## BEGIN Data extract

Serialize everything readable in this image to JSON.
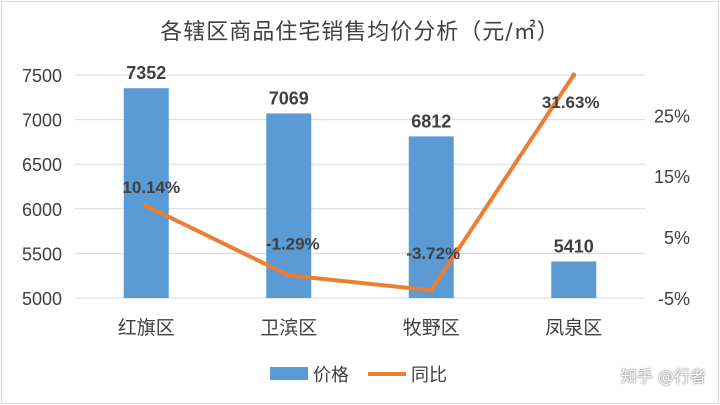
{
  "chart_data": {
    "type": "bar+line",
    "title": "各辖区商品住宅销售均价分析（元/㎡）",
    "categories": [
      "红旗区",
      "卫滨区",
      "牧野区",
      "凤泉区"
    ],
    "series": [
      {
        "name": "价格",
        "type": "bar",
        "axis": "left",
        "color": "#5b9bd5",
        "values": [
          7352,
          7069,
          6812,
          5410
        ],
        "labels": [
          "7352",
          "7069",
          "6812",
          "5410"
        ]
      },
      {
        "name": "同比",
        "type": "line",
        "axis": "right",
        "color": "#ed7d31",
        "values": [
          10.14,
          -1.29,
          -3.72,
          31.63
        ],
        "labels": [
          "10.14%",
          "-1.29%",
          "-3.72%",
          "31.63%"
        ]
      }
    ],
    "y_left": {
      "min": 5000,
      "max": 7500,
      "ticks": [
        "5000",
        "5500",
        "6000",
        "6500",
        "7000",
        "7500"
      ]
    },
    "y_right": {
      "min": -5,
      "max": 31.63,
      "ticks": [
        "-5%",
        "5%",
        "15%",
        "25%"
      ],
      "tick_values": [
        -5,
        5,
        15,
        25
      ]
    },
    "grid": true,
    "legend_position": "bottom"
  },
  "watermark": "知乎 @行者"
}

## END Data extract
## BEGIN Data extract

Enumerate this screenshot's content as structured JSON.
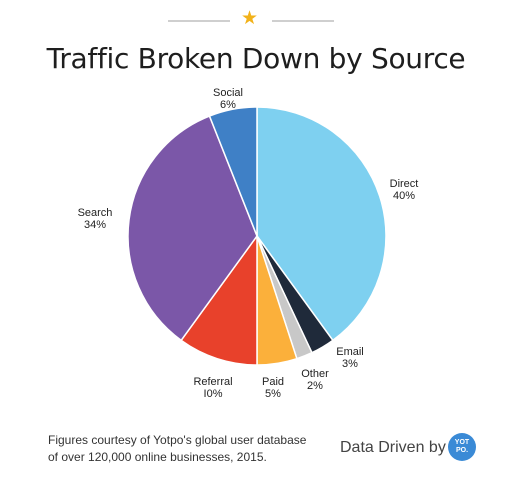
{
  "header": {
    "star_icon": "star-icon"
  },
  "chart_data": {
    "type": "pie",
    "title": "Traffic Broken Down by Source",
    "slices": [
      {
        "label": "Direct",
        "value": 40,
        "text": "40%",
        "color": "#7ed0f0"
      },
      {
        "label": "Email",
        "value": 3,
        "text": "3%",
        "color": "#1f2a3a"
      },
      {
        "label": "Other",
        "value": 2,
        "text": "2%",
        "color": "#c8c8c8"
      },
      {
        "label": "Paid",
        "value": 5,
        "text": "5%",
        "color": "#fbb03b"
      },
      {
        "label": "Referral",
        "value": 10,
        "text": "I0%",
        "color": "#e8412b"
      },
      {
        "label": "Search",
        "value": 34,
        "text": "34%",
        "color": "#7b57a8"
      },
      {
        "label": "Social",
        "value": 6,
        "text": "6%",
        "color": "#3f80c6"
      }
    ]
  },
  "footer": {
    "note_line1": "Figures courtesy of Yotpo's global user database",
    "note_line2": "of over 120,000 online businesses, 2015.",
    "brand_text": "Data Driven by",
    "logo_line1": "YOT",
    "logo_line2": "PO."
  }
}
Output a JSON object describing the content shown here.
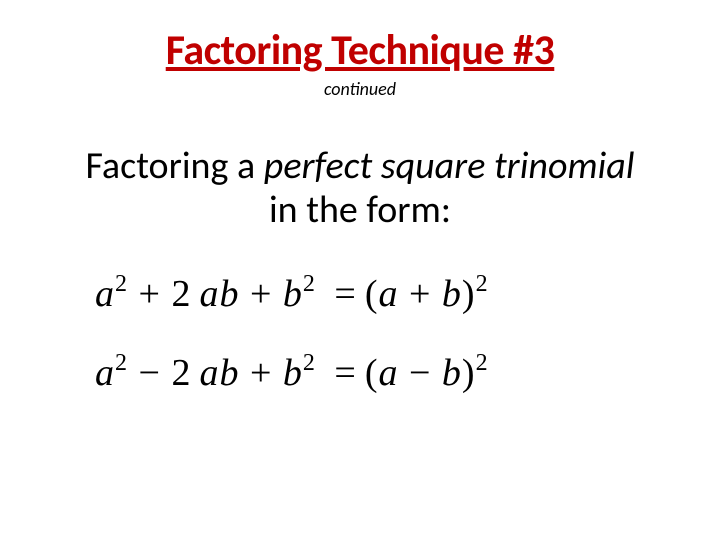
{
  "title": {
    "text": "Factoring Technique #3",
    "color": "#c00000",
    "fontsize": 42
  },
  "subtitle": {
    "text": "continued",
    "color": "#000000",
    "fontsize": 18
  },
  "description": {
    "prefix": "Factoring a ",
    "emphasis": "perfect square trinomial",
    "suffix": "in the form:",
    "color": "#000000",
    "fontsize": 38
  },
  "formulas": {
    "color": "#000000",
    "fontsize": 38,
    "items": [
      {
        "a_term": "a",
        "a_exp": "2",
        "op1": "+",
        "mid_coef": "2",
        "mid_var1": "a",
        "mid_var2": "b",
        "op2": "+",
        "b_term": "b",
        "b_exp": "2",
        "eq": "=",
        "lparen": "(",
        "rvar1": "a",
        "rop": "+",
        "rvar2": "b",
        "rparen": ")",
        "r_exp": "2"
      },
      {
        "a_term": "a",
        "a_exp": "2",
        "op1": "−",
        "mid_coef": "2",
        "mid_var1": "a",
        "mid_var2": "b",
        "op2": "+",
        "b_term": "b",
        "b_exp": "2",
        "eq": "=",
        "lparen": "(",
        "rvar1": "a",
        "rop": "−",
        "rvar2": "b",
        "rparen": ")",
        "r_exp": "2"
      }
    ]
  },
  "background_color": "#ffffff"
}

## END Data extract
## BEGIN Data extract

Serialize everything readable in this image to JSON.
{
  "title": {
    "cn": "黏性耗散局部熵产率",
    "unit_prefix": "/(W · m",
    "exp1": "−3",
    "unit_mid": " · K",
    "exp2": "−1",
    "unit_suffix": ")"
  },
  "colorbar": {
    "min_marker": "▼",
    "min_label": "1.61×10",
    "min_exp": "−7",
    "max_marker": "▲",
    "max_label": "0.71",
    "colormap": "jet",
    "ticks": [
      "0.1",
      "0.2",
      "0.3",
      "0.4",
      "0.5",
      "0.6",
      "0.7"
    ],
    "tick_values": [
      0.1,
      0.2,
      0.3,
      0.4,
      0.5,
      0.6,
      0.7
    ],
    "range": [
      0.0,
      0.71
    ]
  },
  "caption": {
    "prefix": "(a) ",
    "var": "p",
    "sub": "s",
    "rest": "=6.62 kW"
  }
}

## END Data extract

== Your instructions ==
Among the lines of the material, find those that hold the word "fontsize" and copy them.

== Full answer ==
    "fontsize": 42
    "fontsize": 18
    "fontsize": 38
    "fontsize": 38,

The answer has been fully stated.